» Work to be completed
Each entry that follows must be output without any deviation.
Material for this exercise start
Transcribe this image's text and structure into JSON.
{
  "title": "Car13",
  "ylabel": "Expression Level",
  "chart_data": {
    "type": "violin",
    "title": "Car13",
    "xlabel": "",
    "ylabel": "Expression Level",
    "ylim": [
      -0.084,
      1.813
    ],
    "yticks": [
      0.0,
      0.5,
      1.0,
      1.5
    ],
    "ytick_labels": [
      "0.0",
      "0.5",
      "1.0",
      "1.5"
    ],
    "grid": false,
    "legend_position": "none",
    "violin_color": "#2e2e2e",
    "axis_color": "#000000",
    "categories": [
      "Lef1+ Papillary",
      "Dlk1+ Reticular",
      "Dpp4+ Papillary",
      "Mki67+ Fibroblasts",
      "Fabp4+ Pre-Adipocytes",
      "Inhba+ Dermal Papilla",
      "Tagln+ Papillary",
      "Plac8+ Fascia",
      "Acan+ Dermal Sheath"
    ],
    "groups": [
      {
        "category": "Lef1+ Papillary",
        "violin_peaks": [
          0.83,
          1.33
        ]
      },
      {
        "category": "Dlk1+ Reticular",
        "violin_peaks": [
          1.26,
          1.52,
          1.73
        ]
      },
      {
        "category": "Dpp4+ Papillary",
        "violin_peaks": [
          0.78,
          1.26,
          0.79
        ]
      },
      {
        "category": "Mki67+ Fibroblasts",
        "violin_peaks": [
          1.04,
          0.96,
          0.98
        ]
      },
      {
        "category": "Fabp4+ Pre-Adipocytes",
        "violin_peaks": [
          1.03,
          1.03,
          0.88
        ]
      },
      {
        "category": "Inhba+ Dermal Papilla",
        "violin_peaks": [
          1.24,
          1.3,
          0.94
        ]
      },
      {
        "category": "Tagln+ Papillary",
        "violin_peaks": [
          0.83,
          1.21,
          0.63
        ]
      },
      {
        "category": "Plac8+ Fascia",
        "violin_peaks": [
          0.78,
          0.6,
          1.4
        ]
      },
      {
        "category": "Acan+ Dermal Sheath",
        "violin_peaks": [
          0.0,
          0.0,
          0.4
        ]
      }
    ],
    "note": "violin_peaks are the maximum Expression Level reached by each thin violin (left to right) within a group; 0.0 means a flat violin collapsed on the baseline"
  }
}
Material for this exercise end
» Written answer
Transcribe this image's text and structure into JSON.
{
  "title": "Car13",
  "ylabel": "Expression Level",
  "chart_data": {
    "type": "violin",
    "title": "Car13",
    "xlabel": "",
    "ylabel": "Expression Level",
    "ylim": [
      -0.084,
      1.813
    ],
    "yticks": [
      0.0,
      0.5,
      1.0,
      1.5
    ],
    "ytick_labels": [
      "0.0",
      "0.5",
      "1.0",
      "1.5"
    ],
    "grid": false,
    "legend_position": "none",
    "violin_color": "#2e2e2e",
    "axis_color": "#000000",
    "categories": [
      "Lef1+ Papillary",
      "Dlk1+ Reticular",
      "Dpp4+ Papillary",
      "Mki67+ Fibroblasts",
      "Fabp4+ Pre-Adipocytes",
      "Inhba+ Dermal Papilla",
      "Tagln+ Papillary",
      "Plac8+ Fascia",
      "Acan+ Dermal Sheath"
    ],
    "groups": [
      {
        "category": "Lef1+ Papillary",
        "violin_peaks": [
          0.83,
          1.33
        ]
      },
      {
        "category": "Dlk1+ Reticular",
        "violin_peaks": [
          1.26,
          1.52,
          1.73
        ]
      },
      {
        "category": "Dpp4+ Papillary",
        "violin_peaks": [
          0.78,
          1.26,
          0.79
        ]
      },
      {
        "category": "Mki67+ Fibroblasts",
        "violin_peaks": [
          1.04,
          0.96,
          0.98
        ]
      },
      {
        "category": "Fabp4+ Pre-Adipocytes",
        "violin_peaks": [
          1.03,
          1.03,
          0.88
        ]
      },
      {
        "category": "Inhba+ Dermal Papilla",
        "violin_peaks": [
          1.24,
          1.3,
          0.94
        ]
      },
      {
        "category": "Tagln+ Papillary",
        "violin_peaks": [
          0.83,
          1.21,
          0.63
        ]
      },
      {
        "category": "Plac8+ Fascia",
        "violin_peaks": [
          0.78,
          0.6,
          1.4
        ]
      },
      {
        "category": "Acan+ Dermal Sheath",
        "violin_peaks": [
          0.0,
          0.0,
          0.4
        ]
      }
    ],
    "note": "violin_peaks are the maximum Expression Level reached by each thin violin (left to right) within a group; 0.0 means a flat violin collapsed on the baseline"
  }
}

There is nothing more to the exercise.